# EXERCISE DESCRIPTION
Where the data below has the string "mail", return the whole line.

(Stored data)

#####

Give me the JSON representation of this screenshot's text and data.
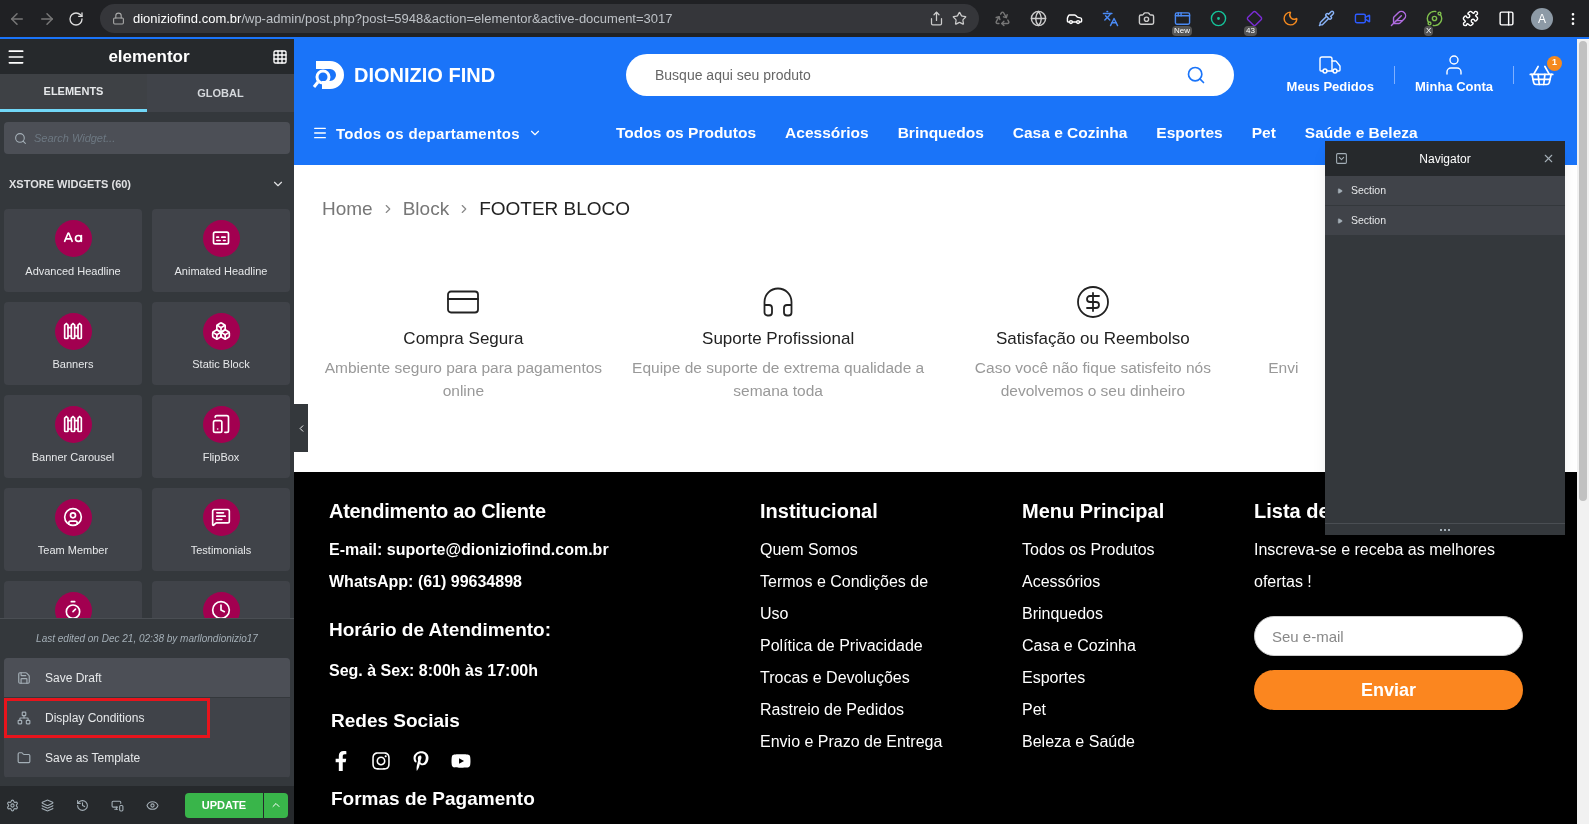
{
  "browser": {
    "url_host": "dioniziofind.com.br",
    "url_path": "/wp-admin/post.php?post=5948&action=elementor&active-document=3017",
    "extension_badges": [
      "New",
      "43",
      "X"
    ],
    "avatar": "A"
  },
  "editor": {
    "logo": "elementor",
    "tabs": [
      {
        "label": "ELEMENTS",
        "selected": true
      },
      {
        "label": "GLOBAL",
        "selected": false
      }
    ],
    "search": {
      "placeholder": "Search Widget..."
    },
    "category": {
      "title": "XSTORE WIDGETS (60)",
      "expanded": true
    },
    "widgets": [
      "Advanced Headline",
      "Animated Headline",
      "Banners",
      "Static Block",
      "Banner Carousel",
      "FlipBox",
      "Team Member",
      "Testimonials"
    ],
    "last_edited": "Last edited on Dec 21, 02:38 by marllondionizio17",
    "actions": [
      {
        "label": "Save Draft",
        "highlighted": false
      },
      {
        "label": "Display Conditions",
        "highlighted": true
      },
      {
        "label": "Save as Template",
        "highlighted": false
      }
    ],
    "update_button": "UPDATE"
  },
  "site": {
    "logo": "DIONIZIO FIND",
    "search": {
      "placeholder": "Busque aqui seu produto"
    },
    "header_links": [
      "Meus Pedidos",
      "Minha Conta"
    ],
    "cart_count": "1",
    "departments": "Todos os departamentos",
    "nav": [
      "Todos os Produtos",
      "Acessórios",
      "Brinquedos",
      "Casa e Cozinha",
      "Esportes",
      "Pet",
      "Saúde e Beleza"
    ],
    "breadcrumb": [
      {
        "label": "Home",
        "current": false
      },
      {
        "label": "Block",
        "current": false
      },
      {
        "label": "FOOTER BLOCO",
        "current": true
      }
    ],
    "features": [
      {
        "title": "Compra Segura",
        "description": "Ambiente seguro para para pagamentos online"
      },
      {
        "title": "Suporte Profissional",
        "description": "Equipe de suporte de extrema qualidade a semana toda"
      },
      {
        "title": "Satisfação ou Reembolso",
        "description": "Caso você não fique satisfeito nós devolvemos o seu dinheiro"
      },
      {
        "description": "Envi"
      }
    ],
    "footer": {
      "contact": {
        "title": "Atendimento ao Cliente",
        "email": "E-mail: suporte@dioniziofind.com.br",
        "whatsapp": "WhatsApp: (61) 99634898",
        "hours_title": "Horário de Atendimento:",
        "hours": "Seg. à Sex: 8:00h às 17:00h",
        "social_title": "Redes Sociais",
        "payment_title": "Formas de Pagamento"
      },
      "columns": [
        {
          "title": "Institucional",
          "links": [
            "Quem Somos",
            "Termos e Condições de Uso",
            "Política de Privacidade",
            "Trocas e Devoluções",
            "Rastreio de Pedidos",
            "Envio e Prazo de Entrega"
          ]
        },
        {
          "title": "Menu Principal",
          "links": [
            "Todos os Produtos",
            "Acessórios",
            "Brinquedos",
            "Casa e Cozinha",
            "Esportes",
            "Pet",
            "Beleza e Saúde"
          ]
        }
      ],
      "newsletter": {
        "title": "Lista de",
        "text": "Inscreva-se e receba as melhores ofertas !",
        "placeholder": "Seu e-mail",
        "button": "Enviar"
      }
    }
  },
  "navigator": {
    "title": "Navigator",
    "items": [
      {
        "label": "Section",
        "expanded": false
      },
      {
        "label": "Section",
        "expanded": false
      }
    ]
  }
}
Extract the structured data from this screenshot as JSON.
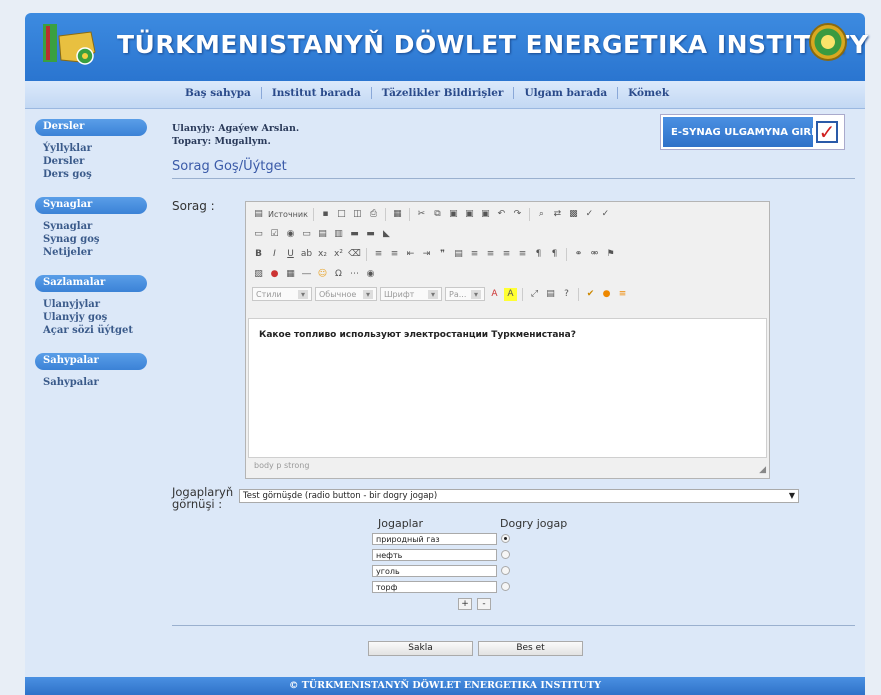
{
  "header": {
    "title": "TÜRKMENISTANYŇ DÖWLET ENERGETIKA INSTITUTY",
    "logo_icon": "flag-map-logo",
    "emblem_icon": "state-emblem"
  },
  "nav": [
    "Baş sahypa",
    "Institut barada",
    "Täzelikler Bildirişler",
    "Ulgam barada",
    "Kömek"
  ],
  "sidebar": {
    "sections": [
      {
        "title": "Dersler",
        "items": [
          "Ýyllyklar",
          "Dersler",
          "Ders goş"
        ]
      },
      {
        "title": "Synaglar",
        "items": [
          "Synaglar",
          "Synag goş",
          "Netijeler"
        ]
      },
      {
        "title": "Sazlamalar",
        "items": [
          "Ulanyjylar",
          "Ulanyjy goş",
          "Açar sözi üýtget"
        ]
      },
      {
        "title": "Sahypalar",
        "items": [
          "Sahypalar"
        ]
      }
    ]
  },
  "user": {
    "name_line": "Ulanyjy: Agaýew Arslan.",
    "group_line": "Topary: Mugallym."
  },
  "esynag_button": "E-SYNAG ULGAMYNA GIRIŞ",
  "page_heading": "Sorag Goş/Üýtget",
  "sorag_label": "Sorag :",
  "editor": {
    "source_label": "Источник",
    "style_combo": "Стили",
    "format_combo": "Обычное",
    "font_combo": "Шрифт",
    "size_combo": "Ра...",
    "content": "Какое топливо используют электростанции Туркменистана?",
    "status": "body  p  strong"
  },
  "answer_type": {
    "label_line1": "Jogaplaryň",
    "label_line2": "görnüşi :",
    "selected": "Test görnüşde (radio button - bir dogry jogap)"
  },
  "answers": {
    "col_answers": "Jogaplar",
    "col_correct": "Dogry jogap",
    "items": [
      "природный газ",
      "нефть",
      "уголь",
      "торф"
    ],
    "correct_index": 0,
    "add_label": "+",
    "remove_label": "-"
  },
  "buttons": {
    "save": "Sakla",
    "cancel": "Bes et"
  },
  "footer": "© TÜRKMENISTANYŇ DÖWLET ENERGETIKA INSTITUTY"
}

#####

# RESPONSE TO THIS TASK
        "email": "E-mail: suporte@dioniziofind.com.br",
        "placeholder": "Seu e-mail",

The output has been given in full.